:: Directive ::
Reproduce, character for character, the lines of the records below, starting with the line that contains "1070, 701, 1096]" and ending with the line that contains "quality-item: （6）具有一定的审美和人文素养,能够形成 1-2", both included.

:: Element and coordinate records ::
===

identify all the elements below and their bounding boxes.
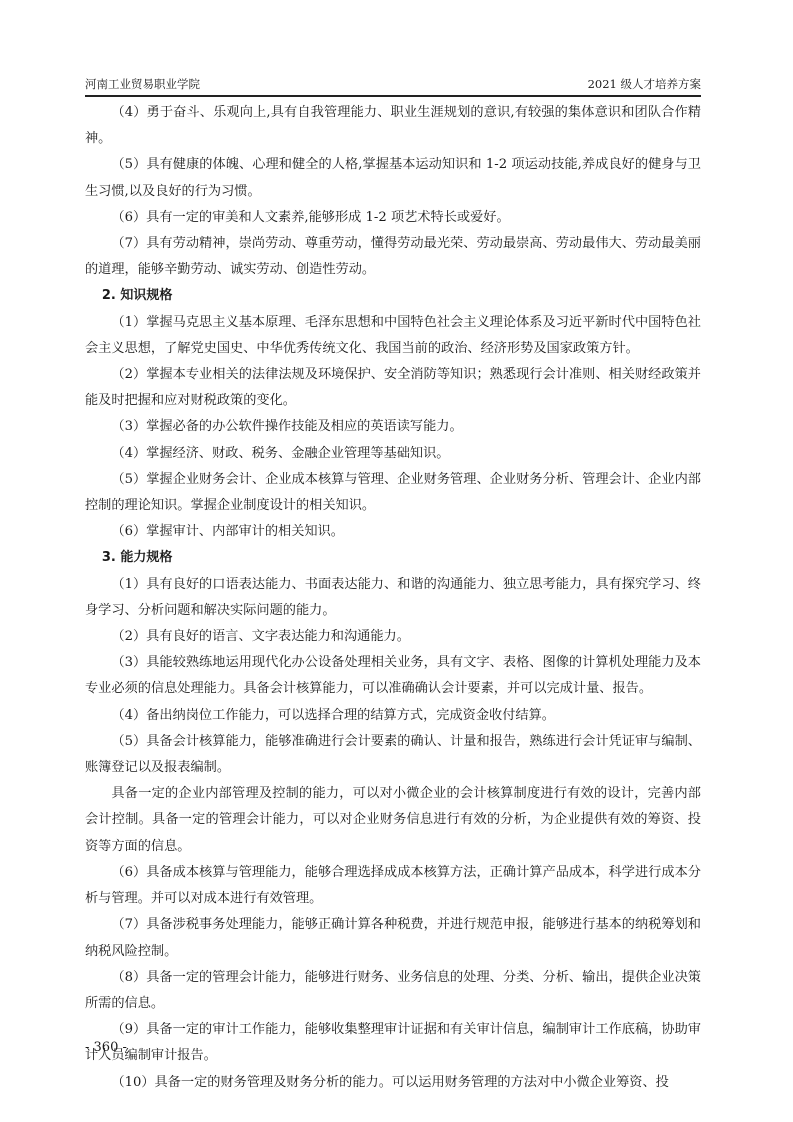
ability-item: （10）具备一定的财务管理及财务分析的能力。可以运用财务管理的方法对中小微企业筹… [85, 1070, 701, 1096]
knowledge-item: （5）掌握企业财务会计、企业成本核算与管理、企业财务管理、企业财务分析、管理会计… [85, 467, 701, 519]
page-content: （4）勇于奋斗、乐观向上,具有自我管理能力、职业生涯规划的意识,有较强的集体意识… [85, 100, 701, 1096]
ability-item: （4）备出纳岗位工作能力，可以选择合理的结算方式，完成资金收付结算。 [85, 703, 701, 729]
knowledge-item: （1）掌握马克思主义基本原理、毛泽东思想和中国特色社会主义理论体系及习近平新时代… [85, 310, 701, 362]
page-number: - 360 - [85, 1040, 127, 1055]
quality-item: （6）具有一定的审美和人文素养,能够形成 1-2 项艺术特长或爱好。 [85, 205, 701, 231]
ability-item: （8）具备一定的管理会计能力，能够进行财务、业务信息的处理、分类、分析、输出，提… [85, 965, 701, 1017]
ability-item: （6）具备成本核算与管理能力，能够合理选择成成本核算方法，正确计算产品成本，科学… [85, 860, 701, 912]
quality-item: （7）具有劳动精神，崇尚劳动、尊重劳动，懂得劳动最光荣、劳动最崇高、劳动最伟大、… [85, 231, 701, 283]
quality-item: （5）具有健康的体魄、心理和健全的人格,掌握基本运动知识和 1-2 项运动技能,… [85, 152, 701, 204]
ability-item: （9）具备一定的审计工作能力，能够收集整理审计证据和有关审计信息，编制审计工作底… [85, 1017, 701, 1069]
page-header: 河南工业贸易职业学院 2021 级人才培养方案 [85, 70, 701, 97]
section-heading-ability: 3. 能力规格 [85, 545, 701, 571]
quality-item: （4）勇于奋斗、乐观向上,具有自我管理能力、职业生涯规划的意识,有较强的集体意识… [85, 100, 701, 152]
ability-item: （3）具能较熟练地运用现代化办公设备处理相关业务，具有文字、表格、图像的计算机处… [85, 650, 701, 702]
knowledge-item: （6）掌握审计、内部审计的相关知识。 [85, 519, 701, 545]
header-institution: 河南工业贸易职业学院 [85, 76, 200, 92]
ability-item: （2）具有良好的语言、文字表达能力和沟通能力。 [85, 624, 701, 650]
section-heading-knowledge: 2. 知识规格 [85, 283, 701, 309]
ability-item: 具备一定的企业内部管理及控制的能力，可以对小微企业的会计核算制度进行有效的设计，… [85, 781, 701, 860]
knowledge-item: （3）掌握必备的办公软件操作技能及相应的英语读写能力。 [85, 414, 701, 440]
ability-item: （1）具有良好的口语表达能力、书面表达能力、和谐的沟通能力、独立思考能力，具有探… [85, 572, 701, 624]
ability-item: （7）具备涉税事务处理能力，能够正确计算各种税费，并进行规范申报，能够进行基本的… [85, 912, 701, 964]
knowledge-item: （2）掌握本专业相关的法律法规及环境保护、安全消防等知识；熟悉现行会计准则、相关… [85, 362, 701, 414]
ability-item: （5）具备会计核算能力，能够准确进行会计要素的确认、计量和报告，熟练进行会计凭证… [85, 729, 701, 781]
knowledge-item: （4）掌握经济、财政、税务、金融企业管理等基础知识。 [85, 441, 701, 467]
header-document-title: 2021 级人才培养方案 [588, 76, 701, 92]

===

:: Written response ::
ability-item: （10）具备一定的财务管理及财务分析的能力。可以运用财务管理的方法对中小微企业筹… [85, 1070, 701, 1096]
knowledge-item: （5）掌握企业财务会计、企业成本核算与管理、企业财务管理、企业财务分析、管理会计… [85, 467, 701, 519]
page-content: （4）勇于奋斗、乐观向上,具有自我管理能力、职业生涯规划的意识,有较强的集体意识… [85, 100, 701, 1096]
ability-item: （4）备出纳岗位工作能力，可以选择合理的结算方式，完成资金收付结算。 [85, 703, 701, 729]
knowledge-item: （1）掌握马克思主义基本原理、毛泽东思想和中国特色社会主义理论体系及习近平新时代… [85, 310, 701, 362]
page-number: - 360 - [85, 1040, 127, 1055]
quality-item: （6）具有一定的审美和人文素养,能够形成 1-2 项艺术特长或爱好。 [85, 205, 701, 231]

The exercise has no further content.